-- PROVIDED MATERIAL --
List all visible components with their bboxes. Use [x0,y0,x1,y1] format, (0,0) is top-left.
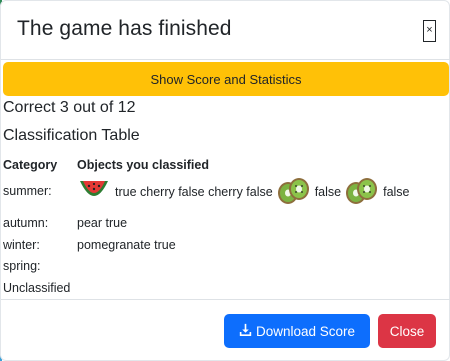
download-score-label: Download Score [255,323,356,339]
header-divider [1,59,450,60]
close-button[interactable]: Close [378,314,436,348]
summer-text-3: false [383,185,410,199]
footer-divider [1,299,450,300]
row-items-autumn: pear true [77,216,128,230]
header-objects: Objects you classified [77,158,209,172]
result-text: Correct 3 out of 12 [3,99,136,116]
row-label-spring: spring: [3,259,41,273]
classification-table-title: Classification Table [3,127,140,144]
kiwi-icon [277,176,311,209]
row-label-autumn: autumn: [3,216,49,230]
download-score-button[interactable]: Download Score [224,314,370,348]
game-finished-modal: The game has finished × Show Score and S… [0,0,450,361]
row-label-unclassified: Unclassified [3,281,71,295]
row-items-winter: pomegranate true [77,238,176,252]
watermelon-icon [77,177,111,208]
show-score-button[interactable]: Show Score and Statistics [3,62,449,96]
summer-text-1: true cherry false cherry false [115,185,273,199]
header-category: Category [3,158,58,172]
row-items-summer: true cherry false cherry false false fal… [77,177,414,207]
row-label-summer: summer: [3,184,52,198]
modal-title: The game has finished [17,17,232,40]
summer-text-2: false [314,185,342,199]
close-icon[interactable]: × [423,20,436,42]
kiwi-icon [345,176,379,209]
download-icon [239,323,252,339]
row-label-winter: winter: [3,238,40,252]
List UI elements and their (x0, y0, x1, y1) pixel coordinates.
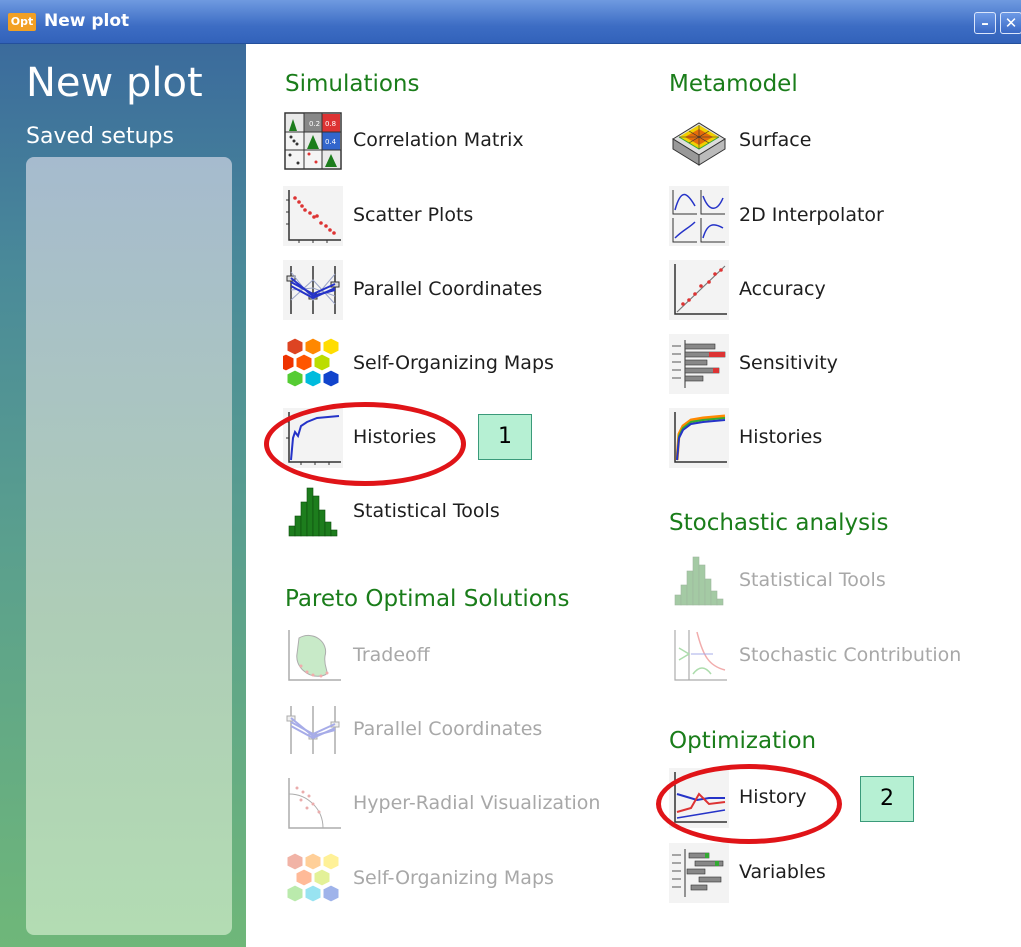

-- OBJECTIVE --
Rename "components" to "elements" in the lines starting at the beginning and ending at the line that contains "summer-text-2: false [314,185,342,199]", and give those lines again with nothing else changed. Leave out the pictures.

-- REPLY TO THE TASK --
List all visible elements with their bboxes. Use [x0,y0,x1,y1] format, (0,0) is top-left.
download-score-label: Download Score [255,323,356,339]
header-divider [1,59,450,60]
close-button[interactable]: Close [378,314,436,348]
summer-text-3: false [383,185,410,199]
footer-divider [1,299,450,300]
row-items-autumn: pear true [77,216,128,230]
header-objects: Objects you classified [77,158,209,172]
result-text: Correct 3 out of 12 [3,99,136,116]
row-label-spring: spring: [3,259,41,273]
classification-table-title: Classification Table [3,127,140,144]
kiwi-icon [277,176,311,209]
row-label-autumn: autumn: [3,216,49,230]
download-score-button[interactable]: Download Score [224,314,370,348]
game-finished-modal: The game has finished × Show Score and S… [0,0,450,361]
row-label-unclassified: Unclassified [3,281,71,295]
row-items-winter: pomegranate true [77,238,176,252]
watermelon-icon [77,177,111,208]
show-score-button[interactable]: Show Score and Statistics [3,62,449,96]
summer-text-1: true cherry false cherry false [115,185,273,199]
header-category: Category [3,158,58,172]
row-items-summer: true cherry false cherry false false fal… [77,177,414,207]
row-label-summer: summer: [3,184,52,198]
modal-title: The game has finished [17,17,232,40]
summer-text-2: false [314,185,342,199]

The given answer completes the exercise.